Figure content listings:
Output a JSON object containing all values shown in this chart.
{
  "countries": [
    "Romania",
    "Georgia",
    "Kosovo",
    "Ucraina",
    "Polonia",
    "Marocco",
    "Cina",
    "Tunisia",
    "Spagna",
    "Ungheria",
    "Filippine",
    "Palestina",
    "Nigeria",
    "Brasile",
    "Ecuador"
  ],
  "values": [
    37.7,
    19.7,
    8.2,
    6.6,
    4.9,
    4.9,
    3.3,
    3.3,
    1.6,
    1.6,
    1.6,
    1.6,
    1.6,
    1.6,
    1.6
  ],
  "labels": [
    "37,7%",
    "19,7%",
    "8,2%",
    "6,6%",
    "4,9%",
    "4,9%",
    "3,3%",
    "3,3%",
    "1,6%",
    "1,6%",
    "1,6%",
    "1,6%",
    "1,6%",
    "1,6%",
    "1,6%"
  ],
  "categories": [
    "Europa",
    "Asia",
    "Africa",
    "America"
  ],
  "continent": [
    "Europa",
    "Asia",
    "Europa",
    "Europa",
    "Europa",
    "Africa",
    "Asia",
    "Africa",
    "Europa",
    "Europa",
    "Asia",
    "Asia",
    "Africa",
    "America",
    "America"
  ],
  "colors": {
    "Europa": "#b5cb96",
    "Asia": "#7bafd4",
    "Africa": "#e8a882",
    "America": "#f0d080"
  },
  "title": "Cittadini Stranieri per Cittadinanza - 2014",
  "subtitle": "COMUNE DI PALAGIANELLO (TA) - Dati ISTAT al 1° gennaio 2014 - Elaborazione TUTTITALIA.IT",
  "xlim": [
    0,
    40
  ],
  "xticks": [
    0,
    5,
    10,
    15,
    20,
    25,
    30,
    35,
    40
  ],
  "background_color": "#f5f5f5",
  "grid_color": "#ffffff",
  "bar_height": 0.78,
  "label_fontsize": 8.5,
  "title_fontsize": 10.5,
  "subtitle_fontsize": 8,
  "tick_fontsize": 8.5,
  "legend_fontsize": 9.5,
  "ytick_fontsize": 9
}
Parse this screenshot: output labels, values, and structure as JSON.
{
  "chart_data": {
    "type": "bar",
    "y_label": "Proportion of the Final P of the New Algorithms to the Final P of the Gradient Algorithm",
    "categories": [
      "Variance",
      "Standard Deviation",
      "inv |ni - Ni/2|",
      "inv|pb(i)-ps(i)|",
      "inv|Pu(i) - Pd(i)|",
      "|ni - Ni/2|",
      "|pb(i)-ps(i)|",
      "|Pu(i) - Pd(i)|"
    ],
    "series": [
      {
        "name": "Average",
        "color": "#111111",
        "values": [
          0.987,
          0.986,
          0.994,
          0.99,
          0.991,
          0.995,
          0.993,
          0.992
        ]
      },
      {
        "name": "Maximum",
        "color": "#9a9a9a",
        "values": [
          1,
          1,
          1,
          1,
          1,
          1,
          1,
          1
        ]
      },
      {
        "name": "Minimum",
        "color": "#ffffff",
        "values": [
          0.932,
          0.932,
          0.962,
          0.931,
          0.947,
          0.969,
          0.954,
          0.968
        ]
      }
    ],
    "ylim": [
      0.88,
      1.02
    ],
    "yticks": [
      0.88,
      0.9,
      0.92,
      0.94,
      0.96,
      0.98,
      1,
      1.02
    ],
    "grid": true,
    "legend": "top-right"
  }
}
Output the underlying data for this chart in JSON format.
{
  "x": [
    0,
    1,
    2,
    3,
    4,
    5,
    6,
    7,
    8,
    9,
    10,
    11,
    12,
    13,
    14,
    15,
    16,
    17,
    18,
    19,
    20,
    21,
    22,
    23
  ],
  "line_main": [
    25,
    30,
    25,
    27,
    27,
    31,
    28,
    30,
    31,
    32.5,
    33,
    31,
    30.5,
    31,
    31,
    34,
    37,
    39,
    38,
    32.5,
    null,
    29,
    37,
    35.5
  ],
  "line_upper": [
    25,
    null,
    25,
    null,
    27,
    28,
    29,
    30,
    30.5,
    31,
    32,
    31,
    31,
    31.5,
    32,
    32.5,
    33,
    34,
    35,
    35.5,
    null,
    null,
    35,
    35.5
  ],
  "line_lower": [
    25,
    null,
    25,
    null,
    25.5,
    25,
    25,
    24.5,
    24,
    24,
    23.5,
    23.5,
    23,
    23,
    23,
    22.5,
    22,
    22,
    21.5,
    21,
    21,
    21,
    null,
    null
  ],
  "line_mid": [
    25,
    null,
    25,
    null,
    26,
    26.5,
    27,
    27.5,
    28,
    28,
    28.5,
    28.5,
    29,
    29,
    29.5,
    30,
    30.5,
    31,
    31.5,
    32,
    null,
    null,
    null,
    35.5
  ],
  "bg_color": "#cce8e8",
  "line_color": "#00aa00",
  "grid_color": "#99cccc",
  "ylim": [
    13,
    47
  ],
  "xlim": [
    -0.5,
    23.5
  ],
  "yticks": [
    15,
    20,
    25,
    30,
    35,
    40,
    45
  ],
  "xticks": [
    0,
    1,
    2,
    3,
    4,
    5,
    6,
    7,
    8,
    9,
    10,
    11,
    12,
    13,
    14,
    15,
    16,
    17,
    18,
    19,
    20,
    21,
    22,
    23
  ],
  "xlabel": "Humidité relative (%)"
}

- [What you will do]: Without leaving anything out, give the entries again exactly.

- [Worked solution]:
Output a JSON object containing all values shown in this chart.
{
  "countries": [
    "Romania",
    "Georgia",
    "Kosovo",
    "Ucraina",
    "Polonia",
    "Marocco",
    "Cina",
    "Tunisia",
    "Spagna",
    "Ungheria",
    "Filippine",
    "Palestina",
    "Nigeria",
    "Brasile",
    "Ecuador"
  ],
  "values": [
    37.7,
    19.7,
    8.2,
    6.6,
    4.9,
    4.9,
    3.3,
    3.3,
    1.6,
    1.6,
    1.6,
    1.6,
    1.6,
    1.6,
    1.6
  ],
  "labels": [
    "37,7%",
    "19,7%",
    "8,2%",
    "6,6%",
    "4,9%",
    "4,9%",
    "3,3%",
    "3,3%",
    "1,6%",
    "1,6%",
    "1,6%",
    "1,6%",
    "1,6%",
    "1,6%",
    "1,6%"
  ],
  "categories": [
    "Europa",
    "Asia",
    "Africa",
    "America"
  ],
  "continent": [
    "Europa",
    "Asia",
    "Europa",
    "Europa",
    "Europa",
    "Africa",
    "Asia",
    "Africa",
    "Europa",
    "Europa",
    "Asia",
    "Asia",
    "Africa",
    "America",
    "America"
  ],
  "colors": {
    "Europa": "#b5cb96",
    "Asia": "#7bafd4",
    "Africa": "#e8a882",
    "America": "#f0d080"
  },
  "title": "Cittadini Stranieri per Cittadinanza - 2014",
  "subtitle": "COMUNE DI PALAGIANELLO (TA) - Dati ISTAT al 1° gennaio 2014 - Elaborazione TUTTITALIA.IT",
  "xlim": [
    0,
    40
  ],
  "xticks": [
    0,
    5,
    10,
    15,
    20,
    25,
    30,
    35,
    40
  ],
  "background_color": "#f5f5f5",
  "grid_color": "#ffffff",
  "bar_height": 0.78,
  "label_fontsize": 8.5,
  "title_fontsize": 10.5,
  "subtitle_fontsize": 8,
  "tick_fontsize": 8.5,
  "legend_fontsize": 9.5,
  "ytick_fontsize": 9
}
Parse this screenshot: output labels, values, and structure as JSON.
{
  "chart_data": {
    "type": "bar",
    "y_label": "Proportion of the Final P of the New Algorithms to the Final P of the Gradient Algorithm",
    "categories": [
      "Variance",
      "Standard Deviation",
      "inv |ni - Ni/2|",
      "inv|pb(i)-ps(i)|",
      "inv|Pu(i) - Pd(i)|",
      "|ni - Ni/2|",
      "|pb(i)-ps(i)|",
      "|Pu(i) - Pd(i)|"
    ],
    "series": [
      {
        "name": "Average",
        "color": "#111111",
        "values": [
          0.987,
          0.986,
          0.994,
          0.99,
          0.991,
          0.995,
          0.993,
          0.992
        ]
      },
      {
        "name": "Maximum",
        "color": "#9a9a9a",
        "values": [
          1,
          1,
          1,
          1,
          1,
          1,
          1,
          1
        ]
      },
      {
        "name": "Minimum",
        "color": "#ffffff",
        "values": [
          0.932,
          0.932,
          0.962,
          0.931,
          0.947,
          0.969,
          0.954,
          0.968
        ]
      }
    ],
    "ylim": [
      0.88,
      1.02
    ],
    "yticks": [
      0.88,
      0.9,
      0.92,
      0.94,
      0.96,
      0.98,
      1,
      1.02
    ],
    "grid": true,
    "legend": "top-right"
  }
}
Output the underlying data for this chart in JSON format.
{
  "x": [
    0,
    1,
    2,
    3,
    4,
    5,
    6,
    7,
    8,
    9,
    10,
    11,
    12,
    13,
    14,
    15,
    16,
    17,
    18,
    19,
    20,
    21,
    22,
    23
  ],
  "line_main": [
    25,
    30,
    25,
    27,
    27,
    31,
    28,
    30,
    31,
    32.5,
    33,
    31,
    30.5,
    31,
    31,
    34,
    37,
    39,
    38,
    32.5,
    null,
    29,
    37,
    35.5
  ],
  "line_upper": [
    25,
    null,
    25,
    null,
    27,
    28,
    29,
    30,
    30.5,
    31,
    32,
    31,
    31,
    31.5,
    32,
    32.5,
    33,
    34,
    35,
    35.5,
    null,
    null,
    35,
    35.5
  ],
  "line_lower": [
    25,
    null,
    25,
    null,
    25.5,
    25,
    25,
    24.5,
    24,
    24,
    23.5,
    23.5,
    23,
    23,
    23,
    22.5,
    22,
    22,
    21.5,
    21,
    21,
    21,
    null,
    null
  ],
  "line_mid": [
    25,
    null,
    25,
    null,
    26,
    26.5,
    27,
    27.5,
    28,
    28,
    28.5,
    28.5,
    29,
    29,
    29.5,
    30,
    30.5,
    31,
    31.5,
    32,
    null,
    null,
    null,
    35.5
  ],
  "bg_color": "#cce8e8",
  "line_color": "#00aa00",
  "grid_color": "#99cccc",
  "ylim": [
    13,
    47
  ],
  "xlim": [
    -0.5,
    23.5
  ],
  "yticks": [
    15,
    20,
    25,
    30,
    35,
    40,
    45
  ],
  "xticks": [
    0,
    1,
    2,
    3,
    4,
    5,
    6,
    7,
    8,
    9,
    10,
    11,
    12,
    13,
    14,
    15,
    16,
    17,
    18,
    19,
    20,
    21,
    22,
    23
  ],
  "xlabel": "Humidité relative (%)"
}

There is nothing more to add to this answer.